··· DATA SECTION

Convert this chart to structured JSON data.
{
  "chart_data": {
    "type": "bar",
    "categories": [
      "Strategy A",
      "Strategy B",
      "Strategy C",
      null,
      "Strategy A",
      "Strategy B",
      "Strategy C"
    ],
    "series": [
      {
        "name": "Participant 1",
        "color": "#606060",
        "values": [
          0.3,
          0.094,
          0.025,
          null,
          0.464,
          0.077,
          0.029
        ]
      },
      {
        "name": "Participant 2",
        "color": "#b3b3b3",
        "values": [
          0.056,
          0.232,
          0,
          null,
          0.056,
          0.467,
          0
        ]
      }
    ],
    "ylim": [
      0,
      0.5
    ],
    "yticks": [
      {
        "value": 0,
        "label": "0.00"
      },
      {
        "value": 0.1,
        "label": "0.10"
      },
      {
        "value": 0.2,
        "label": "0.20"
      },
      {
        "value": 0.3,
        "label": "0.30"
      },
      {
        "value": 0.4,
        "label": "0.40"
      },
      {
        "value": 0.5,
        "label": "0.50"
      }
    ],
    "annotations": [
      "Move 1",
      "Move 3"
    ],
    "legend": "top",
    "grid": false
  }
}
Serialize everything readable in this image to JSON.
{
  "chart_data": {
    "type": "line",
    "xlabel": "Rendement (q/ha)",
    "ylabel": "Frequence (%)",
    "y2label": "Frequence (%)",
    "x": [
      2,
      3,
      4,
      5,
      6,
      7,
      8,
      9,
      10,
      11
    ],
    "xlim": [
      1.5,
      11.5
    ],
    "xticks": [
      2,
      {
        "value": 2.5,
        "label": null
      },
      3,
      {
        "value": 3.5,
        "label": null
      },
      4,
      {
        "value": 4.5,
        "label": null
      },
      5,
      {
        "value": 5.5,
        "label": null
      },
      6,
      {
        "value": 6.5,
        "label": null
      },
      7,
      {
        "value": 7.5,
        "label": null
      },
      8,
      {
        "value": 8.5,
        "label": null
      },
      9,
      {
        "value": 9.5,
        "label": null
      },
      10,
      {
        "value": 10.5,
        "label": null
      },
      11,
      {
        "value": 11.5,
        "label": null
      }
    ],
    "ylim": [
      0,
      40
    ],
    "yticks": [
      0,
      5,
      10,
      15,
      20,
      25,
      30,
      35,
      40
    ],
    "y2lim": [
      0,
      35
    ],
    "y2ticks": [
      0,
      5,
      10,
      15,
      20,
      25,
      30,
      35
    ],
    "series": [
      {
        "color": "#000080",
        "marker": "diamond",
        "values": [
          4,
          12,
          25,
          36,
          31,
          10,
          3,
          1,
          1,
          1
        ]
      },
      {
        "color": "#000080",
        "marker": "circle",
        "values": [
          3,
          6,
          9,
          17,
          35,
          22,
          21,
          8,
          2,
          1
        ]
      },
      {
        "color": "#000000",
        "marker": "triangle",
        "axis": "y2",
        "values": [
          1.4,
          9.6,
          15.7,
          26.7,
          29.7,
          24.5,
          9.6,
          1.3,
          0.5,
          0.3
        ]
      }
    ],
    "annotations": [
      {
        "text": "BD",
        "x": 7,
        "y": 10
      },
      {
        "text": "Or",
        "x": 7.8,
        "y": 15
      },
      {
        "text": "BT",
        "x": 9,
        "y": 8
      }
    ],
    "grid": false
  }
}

······

Set down the entries above again, word for word.

● **CORRECT RESULT**
Convert this chart to structured JSON data.
{
  "chart_data": {
    "type": "bar",
    "categories": [
      "Strategy A",
      "Strategy B",
      "Strategy C",
      null,
      "Strategy A",
      "Strategy B",
      "Strategy C"
    ],
    "series": [
      {
        "name": "Participant 1",
        "color": "#606060",
        "values": [
          0.3,
          0.094,
          0.025,
          null,
          0.464,
          0.077,
          0.029
        ]
      },
      {
        "name": "Participant 2",
        "color": "#b3b3b3",
        "values": [
          0.056,
          0.232,
          0,
          null,
          0.056,
          0.467,
          0
        ]
      }
    ],
    "ylim": [
      0,
      0.5
    ],
    "yticks": [
      {
        "value": 0,
        "label": "0.00"
      },
      {
        "value": 0.1,
        "label": "0.10"
      },
      {
        "value": 0.2,
        "label": "0.20"
      },
      {
        "value": 0.3,
        "label": "0.30"
      },
      {
        "value": 0.4,
        "label": "0.40"
      },
      {
        "value": 0.5,
        "label": "0.50"
      }
    ],
    "annotations": [
      "Move 1",
      "Move 3"
    ],
    "legend": "top",
    "grid": false
  }
}
Serialize everything readable in this image to JSON.
{
  "chart_data": {
    "type": "line",
    "xlabel": "Rendement (q/ha)",
    "ylabel": "Frequence (%)",
    "y2label": "Frequence (%)",
    "x": [
      2,
      3,
      4,
      5,
      6,
      7,
      8,
      9,
      10,
      11
    ],
    "xlim": [
      1.5,
      11.5
    ],
    "xticks": [
      2,
      {
        "value": 2.5,
        "label": null
      },
      3,
      {
        "value": 3.5,
        "label": null
      },
      4,
      {
        "value": 4.5,
        "label": null
      },
      5,
      {
        "value": 5.5,
        "label": null
      },
      6,
      {
        "value": 6.5,
        "label": null
      },
      7,
      {
        "value": 7.5,
        "label": null
      },
      8,
      {
        "value": 8.5,
        "label": null
      },
      9,
      {
        "value": 9.5,
        "label": null
      },
      10,
      {
        "value": 10.5,
        "label": null
      },
      11,
      {
        "value": 11.5,
        "label": null
      }
    ],
    "ylim": [
      0,
      40
    ],
    "yticks": [
      0,
      5,
      10,
      15,
      20,
      25,
      30,
      35,
      40
    ],
    "y2lim": [
      0,
      35
    ],
    "y2ticks": [
      0,
      5,
      10,
      15,
      20,
      25,
      30,
      35
    ],
    "series": [
      {
        "color": "#000080",
        "marker": "diamond",
        "values": [
          4,
          12,
          25,
          36,
          31,
          10,
          3,
          1,
          1,
          1
        ]
      },
      {
        "color": "#000080",
        "marker": "circle",
        "values": [
          3,
          6,
          9,
          17,
          35,
          22,
          21,
          8,
          2,
          1
        ]
      },
      {
        "color": "#000000",
        "marker": "triangle",
        "axis": "y2",
        "values": [
          1.4,
          9.6,
          15.7,
          26.7,
          29.7,
          24.5,
          9.6,
          1.3,
          0.5,
          0.3
        ]
      }
    ],
    "annotations": [
      {
        "text": "BD",
        "x": 7,
        "y": 10
      },
      {
        "text": "Or",
        "x": 7.8,
        "y": 15
      },
      {
        "text": "BT",
        "x": 9,
        "y": 8
      }
    ],
    "grid": false
  }
}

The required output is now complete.